#### Task details:
Count how many lines below contain the word "JSON", then give that number alone.

Collected data entries
— Begin —

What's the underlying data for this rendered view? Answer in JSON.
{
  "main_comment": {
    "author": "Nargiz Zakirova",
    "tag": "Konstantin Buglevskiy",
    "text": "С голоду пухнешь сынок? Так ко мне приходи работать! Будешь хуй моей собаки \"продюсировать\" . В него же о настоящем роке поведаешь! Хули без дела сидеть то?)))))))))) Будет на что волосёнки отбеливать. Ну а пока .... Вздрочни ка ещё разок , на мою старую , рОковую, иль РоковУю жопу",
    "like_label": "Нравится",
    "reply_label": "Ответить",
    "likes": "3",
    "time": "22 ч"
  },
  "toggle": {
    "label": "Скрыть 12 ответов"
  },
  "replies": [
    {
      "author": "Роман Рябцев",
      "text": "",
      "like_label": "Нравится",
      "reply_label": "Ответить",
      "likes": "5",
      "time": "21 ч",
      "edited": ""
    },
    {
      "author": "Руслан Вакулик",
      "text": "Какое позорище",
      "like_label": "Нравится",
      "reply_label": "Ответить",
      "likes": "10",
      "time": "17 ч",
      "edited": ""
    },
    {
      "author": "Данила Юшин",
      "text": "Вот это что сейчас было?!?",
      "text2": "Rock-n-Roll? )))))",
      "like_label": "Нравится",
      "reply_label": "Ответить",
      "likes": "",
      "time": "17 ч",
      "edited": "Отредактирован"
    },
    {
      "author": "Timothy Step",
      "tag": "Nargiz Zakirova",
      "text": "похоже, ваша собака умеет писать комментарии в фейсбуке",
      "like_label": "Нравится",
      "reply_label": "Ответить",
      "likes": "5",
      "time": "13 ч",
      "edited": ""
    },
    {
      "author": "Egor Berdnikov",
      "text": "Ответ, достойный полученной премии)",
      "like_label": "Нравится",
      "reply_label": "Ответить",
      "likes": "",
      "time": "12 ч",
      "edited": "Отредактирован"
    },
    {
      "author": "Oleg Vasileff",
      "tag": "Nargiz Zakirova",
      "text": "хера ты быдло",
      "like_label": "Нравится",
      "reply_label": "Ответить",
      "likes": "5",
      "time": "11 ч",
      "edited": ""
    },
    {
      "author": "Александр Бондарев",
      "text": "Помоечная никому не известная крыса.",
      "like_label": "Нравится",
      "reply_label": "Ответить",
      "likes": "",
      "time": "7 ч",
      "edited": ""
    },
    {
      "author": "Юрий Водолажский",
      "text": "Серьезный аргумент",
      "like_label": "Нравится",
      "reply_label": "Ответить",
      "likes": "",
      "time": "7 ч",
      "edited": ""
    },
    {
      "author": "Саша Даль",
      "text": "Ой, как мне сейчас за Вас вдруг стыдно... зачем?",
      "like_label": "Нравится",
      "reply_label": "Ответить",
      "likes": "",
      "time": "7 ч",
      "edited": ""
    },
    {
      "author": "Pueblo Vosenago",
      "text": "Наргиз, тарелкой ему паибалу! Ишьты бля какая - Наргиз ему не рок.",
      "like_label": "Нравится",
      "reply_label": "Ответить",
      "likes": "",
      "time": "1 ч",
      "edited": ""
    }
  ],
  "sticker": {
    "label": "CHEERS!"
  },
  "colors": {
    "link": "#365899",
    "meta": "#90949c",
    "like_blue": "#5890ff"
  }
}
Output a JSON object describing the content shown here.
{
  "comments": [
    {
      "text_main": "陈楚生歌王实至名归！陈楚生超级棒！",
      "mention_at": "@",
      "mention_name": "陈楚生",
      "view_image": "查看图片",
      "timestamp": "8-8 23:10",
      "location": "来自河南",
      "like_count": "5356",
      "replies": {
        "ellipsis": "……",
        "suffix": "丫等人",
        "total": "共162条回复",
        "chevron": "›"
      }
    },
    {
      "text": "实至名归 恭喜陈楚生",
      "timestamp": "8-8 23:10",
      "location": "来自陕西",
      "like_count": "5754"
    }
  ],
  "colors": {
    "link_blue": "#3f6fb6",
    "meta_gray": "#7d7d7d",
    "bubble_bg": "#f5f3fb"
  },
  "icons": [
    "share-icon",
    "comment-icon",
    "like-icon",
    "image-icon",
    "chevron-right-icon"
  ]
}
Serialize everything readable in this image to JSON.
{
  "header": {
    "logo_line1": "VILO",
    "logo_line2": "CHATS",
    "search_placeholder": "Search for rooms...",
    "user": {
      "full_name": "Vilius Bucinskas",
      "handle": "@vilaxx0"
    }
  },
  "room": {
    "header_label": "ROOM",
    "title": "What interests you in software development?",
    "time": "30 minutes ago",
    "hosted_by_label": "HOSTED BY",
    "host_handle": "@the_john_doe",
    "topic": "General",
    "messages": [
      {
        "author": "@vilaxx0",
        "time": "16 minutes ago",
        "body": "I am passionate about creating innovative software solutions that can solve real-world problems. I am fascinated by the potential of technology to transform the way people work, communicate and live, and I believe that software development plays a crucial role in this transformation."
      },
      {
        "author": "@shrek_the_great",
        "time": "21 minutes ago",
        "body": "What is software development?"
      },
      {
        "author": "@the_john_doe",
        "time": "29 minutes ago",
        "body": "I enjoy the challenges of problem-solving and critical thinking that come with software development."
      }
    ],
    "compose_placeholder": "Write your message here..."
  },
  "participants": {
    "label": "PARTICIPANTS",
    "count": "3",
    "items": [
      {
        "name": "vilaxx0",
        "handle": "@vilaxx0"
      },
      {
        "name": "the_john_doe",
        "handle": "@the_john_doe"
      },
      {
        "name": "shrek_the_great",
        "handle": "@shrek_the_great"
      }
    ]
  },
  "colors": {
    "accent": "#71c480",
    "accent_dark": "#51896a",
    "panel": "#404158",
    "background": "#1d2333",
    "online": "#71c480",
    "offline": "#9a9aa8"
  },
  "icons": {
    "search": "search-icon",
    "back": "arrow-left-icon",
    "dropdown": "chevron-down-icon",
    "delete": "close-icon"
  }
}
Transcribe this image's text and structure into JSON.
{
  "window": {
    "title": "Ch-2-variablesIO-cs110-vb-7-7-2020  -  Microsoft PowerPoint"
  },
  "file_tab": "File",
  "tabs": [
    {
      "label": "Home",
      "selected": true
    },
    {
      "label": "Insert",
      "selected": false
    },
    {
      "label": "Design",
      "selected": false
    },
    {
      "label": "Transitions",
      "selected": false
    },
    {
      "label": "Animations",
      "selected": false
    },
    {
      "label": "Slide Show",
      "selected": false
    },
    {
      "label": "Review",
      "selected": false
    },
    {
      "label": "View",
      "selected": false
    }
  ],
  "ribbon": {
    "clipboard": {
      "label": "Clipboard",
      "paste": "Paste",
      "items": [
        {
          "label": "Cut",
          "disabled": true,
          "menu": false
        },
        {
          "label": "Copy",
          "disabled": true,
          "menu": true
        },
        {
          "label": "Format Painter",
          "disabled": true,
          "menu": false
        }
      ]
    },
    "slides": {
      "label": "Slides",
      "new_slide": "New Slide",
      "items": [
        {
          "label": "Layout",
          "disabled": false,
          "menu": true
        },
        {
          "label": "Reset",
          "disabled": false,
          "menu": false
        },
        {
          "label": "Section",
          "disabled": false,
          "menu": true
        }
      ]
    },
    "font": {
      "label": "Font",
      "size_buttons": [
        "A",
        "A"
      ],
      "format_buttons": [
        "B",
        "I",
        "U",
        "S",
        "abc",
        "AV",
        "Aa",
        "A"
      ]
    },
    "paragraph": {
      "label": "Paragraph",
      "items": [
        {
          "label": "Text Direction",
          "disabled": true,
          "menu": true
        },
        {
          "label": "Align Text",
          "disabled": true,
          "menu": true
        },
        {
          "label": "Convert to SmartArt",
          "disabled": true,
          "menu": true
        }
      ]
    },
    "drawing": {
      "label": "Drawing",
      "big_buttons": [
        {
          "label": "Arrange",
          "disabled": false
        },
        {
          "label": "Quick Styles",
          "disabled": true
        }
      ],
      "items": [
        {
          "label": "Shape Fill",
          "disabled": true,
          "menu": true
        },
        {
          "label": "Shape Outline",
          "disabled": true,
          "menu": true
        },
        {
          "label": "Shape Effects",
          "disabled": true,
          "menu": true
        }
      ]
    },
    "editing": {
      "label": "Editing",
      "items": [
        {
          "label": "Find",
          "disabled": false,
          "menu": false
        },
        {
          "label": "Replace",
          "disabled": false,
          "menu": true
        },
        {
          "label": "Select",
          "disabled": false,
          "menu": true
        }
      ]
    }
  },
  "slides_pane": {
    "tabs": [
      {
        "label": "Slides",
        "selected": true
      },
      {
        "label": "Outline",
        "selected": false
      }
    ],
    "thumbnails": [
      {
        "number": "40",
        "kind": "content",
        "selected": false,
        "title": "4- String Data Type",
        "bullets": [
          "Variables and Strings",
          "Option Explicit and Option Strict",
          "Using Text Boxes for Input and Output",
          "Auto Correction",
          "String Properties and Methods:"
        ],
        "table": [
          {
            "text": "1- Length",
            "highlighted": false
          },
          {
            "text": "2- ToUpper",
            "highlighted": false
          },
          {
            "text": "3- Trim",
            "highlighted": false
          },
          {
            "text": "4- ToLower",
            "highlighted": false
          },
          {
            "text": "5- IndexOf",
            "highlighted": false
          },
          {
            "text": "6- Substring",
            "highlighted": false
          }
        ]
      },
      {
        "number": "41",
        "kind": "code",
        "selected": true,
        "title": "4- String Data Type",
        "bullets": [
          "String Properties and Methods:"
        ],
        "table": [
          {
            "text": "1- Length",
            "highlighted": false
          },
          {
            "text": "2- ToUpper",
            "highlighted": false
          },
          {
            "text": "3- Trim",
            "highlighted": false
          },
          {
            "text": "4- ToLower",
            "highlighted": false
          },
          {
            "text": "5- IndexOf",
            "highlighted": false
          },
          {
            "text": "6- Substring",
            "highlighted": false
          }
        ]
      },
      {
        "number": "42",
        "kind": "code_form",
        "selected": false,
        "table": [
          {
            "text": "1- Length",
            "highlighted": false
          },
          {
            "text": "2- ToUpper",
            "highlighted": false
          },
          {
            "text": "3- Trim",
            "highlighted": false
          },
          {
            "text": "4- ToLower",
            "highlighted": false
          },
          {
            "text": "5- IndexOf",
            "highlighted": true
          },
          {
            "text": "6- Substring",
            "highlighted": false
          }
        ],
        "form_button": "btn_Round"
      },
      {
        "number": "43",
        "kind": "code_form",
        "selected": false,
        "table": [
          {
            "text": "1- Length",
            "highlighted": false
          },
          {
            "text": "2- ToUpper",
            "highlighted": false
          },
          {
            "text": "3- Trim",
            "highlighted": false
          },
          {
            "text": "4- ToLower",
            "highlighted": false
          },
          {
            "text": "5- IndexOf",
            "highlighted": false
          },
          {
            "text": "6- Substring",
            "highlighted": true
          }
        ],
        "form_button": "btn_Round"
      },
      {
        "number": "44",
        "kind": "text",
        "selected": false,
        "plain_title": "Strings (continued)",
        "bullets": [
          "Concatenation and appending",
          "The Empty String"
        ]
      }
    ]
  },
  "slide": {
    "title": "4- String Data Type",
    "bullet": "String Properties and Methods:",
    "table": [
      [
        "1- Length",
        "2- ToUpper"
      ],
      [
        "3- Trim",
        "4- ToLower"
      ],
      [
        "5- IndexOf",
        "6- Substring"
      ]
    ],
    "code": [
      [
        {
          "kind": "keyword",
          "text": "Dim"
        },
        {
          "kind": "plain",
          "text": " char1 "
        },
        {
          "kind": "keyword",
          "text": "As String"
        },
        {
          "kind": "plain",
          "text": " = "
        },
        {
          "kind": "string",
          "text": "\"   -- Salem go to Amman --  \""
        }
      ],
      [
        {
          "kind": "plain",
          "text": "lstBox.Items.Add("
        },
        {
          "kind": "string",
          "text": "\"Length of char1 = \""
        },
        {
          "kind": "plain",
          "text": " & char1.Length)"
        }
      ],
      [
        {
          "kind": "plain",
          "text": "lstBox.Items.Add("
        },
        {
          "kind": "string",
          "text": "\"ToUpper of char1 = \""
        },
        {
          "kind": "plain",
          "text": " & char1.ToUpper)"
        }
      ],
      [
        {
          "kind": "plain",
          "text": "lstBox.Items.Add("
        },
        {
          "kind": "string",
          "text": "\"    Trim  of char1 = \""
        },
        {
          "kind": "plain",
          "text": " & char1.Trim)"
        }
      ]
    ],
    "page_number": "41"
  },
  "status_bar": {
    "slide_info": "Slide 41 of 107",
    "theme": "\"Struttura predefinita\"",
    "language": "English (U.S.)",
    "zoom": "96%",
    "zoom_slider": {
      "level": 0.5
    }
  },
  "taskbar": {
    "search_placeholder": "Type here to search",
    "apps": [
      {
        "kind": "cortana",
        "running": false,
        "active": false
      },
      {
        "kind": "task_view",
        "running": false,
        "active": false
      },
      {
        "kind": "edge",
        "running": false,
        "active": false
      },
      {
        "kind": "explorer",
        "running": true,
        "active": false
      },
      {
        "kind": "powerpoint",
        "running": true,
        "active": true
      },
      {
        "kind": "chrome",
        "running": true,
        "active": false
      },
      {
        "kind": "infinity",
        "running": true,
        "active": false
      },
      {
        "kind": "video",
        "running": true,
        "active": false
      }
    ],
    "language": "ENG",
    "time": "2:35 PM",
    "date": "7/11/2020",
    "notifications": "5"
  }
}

— End —

#### The result:
4